Job: Copy, in full, each line of the material that holds the word "отношения".

* start Available records *

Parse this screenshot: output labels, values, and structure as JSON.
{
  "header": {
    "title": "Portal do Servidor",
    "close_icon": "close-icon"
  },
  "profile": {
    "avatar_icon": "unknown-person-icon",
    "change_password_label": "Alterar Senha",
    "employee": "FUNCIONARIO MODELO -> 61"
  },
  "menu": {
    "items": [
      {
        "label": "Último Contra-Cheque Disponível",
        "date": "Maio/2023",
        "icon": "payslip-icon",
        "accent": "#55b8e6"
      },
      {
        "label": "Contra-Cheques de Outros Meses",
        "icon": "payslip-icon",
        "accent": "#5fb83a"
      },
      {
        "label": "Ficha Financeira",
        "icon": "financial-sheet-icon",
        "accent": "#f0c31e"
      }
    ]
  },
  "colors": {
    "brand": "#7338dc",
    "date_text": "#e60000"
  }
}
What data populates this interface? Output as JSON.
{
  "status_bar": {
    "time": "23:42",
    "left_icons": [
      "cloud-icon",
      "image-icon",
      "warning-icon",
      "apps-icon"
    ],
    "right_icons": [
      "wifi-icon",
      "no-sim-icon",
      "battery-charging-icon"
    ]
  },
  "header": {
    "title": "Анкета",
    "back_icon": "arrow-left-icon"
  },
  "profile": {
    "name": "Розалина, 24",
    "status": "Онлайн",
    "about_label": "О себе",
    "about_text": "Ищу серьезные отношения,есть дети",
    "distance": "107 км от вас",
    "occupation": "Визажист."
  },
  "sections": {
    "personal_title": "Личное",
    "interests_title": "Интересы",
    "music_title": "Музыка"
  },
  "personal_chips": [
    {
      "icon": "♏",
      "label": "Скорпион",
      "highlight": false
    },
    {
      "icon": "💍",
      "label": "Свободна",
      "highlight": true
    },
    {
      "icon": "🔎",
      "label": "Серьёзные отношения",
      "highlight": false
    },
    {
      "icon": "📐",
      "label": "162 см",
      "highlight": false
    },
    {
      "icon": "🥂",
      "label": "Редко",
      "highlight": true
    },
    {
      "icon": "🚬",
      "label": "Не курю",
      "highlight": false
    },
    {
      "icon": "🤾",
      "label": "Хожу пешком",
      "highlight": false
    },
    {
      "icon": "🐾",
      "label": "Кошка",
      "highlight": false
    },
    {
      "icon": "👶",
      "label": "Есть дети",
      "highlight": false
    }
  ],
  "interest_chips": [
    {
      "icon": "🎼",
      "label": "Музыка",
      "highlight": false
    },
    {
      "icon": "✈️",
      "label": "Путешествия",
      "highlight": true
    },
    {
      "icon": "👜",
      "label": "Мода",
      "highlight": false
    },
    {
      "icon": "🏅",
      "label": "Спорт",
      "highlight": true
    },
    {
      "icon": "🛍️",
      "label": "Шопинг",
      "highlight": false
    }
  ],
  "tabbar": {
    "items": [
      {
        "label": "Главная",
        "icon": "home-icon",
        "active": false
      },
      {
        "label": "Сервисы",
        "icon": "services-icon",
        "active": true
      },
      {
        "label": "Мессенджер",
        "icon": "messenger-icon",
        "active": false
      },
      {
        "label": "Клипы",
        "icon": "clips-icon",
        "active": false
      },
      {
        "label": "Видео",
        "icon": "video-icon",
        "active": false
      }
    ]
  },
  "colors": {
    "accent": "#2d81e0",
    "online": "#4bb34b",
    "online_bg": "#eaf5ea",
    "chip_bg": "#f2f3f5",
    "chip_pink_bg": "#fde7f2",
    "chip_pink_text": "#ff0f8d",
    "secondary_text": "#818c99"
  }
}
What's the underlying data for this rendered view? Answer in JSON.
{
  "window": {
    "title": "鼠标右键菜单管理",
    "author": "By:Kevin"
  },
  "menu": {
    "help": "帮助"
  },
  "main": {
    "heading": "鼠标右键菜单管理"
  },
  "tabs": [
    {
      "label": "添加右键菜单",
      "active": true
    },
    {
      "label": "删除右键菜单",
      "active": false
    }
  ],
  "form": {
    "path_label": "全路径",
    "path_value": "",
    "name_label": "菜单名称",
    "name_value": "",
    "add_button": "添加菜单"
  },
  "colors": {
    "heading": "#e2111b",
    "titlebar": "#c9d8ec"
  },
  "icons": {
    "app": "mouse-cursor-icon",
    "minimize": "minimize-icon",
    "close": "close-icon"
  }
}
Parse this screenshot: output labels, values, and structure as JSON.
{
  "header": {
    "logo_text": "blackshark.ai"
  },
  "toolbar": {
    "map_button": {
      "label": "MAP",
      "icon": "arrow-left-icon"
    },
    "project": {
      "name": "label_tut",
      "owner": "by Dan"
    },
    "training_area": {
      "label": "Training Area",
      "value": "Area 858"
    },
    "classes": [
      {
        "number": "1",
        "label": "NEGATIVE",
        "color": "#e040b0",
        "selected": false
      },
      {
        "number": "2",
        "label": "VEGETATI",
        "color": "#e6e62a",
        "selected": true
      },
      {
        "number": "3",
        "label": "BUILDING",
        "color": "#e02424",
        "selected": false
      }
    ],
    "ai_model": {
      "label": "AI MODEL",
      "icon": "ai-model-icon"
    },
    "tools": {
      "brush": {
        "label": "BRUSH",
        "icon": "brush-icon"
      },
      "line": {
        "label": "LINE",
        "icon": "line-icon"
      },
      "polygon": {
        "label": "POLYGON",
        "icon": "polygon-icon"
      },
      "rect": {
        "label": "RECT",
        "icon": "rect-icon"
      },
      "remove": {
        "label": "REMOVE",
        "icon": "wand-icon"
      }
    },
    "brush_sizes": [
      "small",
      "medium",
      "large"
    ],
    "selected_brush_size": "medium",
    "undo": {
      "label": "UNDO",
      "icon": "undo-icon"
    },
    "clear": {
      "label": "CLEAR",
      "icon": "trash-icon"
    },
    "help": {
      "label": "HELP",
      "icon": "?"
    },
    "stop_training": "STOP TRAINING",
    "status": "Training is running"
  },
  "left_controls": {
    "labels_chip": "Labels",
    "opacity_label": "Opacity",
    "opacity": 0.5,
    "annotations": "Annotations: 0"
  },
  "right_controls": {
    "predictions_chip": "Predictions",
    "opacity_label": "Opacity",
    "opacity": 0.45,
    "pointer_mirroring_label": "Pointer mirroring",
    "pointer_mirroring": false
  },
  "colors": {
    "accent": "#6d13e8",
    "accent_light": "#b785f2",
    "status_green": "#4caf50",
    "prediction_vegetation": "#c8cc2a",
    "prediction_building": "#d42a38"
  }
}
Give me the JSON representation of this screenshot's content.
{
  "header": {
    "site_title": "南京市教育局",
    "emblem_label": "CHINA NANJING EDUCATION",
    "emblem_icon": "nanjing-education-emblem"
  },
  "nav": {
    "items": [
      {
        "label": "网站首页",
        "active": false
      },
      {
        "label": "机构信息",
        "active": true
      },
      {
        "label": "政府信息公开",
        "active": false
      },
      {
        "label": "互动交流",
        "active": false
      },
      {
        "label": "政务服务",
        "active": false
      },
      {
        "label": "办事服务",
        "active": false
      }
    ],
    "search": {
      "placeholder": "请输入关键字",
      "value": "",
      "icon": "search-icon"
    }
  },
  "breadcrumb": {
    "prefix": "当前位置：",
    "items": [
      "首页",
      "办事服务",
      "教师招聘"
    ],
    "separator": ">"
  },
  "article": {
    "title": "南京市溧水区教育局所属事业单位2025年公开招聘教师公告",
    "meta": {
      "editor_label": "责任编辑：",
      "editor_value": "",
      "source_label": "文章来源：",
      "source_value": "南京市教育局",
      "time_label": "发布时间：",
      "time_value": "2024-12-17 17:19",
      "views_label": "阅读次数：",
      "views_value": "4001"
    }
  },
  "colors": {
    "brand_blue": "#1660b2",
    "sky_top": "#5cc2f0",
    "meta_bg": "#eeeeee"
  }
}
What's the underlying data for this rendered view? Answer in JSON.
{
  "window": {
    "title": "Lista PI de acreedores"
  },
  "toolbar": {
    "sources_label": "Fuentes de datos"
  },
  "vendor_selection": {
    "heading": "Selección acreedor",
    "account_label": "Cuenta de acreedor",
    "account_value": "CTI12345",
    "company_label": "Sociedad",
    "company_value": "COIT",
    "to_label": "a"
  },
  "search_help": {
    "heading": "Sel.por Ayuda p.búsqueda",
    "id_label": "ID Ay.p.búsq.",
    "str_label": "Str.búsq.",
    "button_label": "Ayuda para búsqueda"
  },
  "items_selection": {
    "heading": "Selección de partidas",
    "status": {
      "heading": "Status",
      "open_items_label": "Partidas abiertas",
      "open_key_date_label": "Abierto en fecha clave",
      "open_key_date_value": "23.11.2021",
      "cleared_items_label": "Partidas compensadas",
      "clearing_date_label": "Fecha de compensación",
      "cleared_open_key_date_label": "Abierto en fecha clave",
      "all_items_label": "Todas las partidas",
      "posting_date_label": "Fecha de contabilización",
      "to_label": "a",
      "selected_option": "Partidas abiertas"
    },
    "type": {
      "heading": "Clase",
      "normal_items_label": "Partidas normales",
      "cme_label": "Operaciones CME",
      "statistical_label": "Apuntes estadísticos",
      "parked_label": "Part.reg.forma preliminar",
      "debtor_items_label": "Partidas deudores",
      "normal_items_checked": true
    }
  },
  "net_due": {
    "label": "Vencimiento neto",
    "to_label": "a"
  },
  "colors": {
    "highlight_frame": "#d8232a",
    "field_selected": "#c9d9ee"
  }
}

* end Available records *

In response:
    "about_text": "Ищу серьезные отношения,есть дети",
      "label": "Серьёзные отношения",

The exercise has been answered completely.